▶ _TASK TO CARRY OUT_: Write the entries below out again exactly; any picture in them stays out.

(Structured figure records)
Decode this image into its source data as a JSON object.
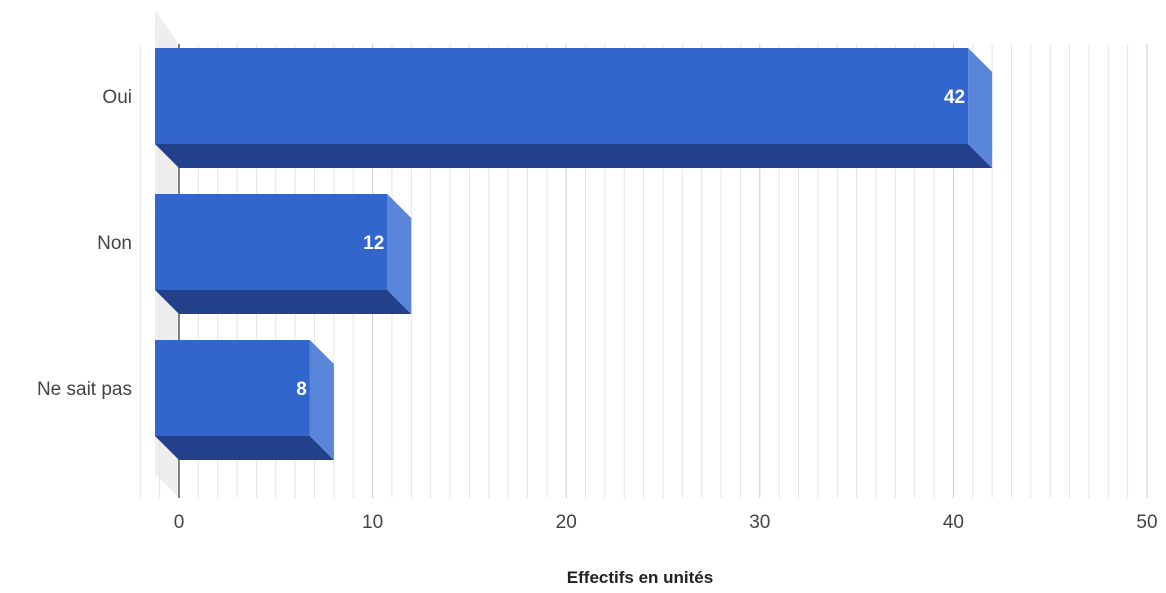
{
  "chart_data": {
    "type": "bar",
    "orientation": "horizontal",
    "style": "3d",
    "categories": [
      "Oui",
      "Non",
      "Ne sait pas"
    ],
    "values": [
      42,
      12,
      8
    ],
    "data_labels": [
      "42",
      "12",
      "8"
    ],
    "title": "",
    "xlabel": "Effectifs en unités",
    "ylabel": "",
    "xlim": [
      0,
      50
    ],
    "major_ticks": [
      0,
      10,
      20,
      30,
      40,
      50
    ],
    "tick_labels": [
      "0",
      "10",
      "20",
      "30",
      "40",
      "50"
    ],
    "minor_tick_step": 1,
    "grid": true,
    "legend": "none",
    "colors": {
      "bar_front": "#3366cc",
      "bar_side": "#5a86d9",
      "bar_bottom": "#22418a",
      "data_label": "#ffffff",
      "grid_major": "#cccccc",
      "grid_minor": "#e4e4e4",
      "back_wall": "#eeeeee"
    }
  }
}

▶ _FULL ANSWER_:
Decode this image into its source data as a JSON object.
{
  "chart_data": {
    "type": "bar",
    "orientation": "horizontal",
    "style": "3d",
    "categories": [
      "Oui",
      "Non",
      "Ne sait pas"
    ],
    "values": [
      42,
      12,
      8
    ],
    "data_labels": [
      "42",
      "12",
      "8"
    ],
    "title": "",
    "xlabel": "Effectifs en unités",
    "ylabel": "",
    "xlim": [
      0,
      50
    ],
    "major_ticks": [
      0,
      10,
      20,
      30,
      40,
      50
    ],
    "tick_labels": [
      "0",
      "10",
      "20",
      "30",
      "40",
      "50"
    ],
    "minor_tick_step": 1,
    "grid": true,
    "legend": "none",
    "colors": {
      "bar_front": "#3366cc",
      "bar_side": "#5a86d9",
      "bar_bottom": "#22418a",
      "data_label": "#ffffff",
      "grid_major": "#cccccc",
      "grid_minor": "#e4e4e4",
      "back_wall": "#eeeeee"
    }
  }
}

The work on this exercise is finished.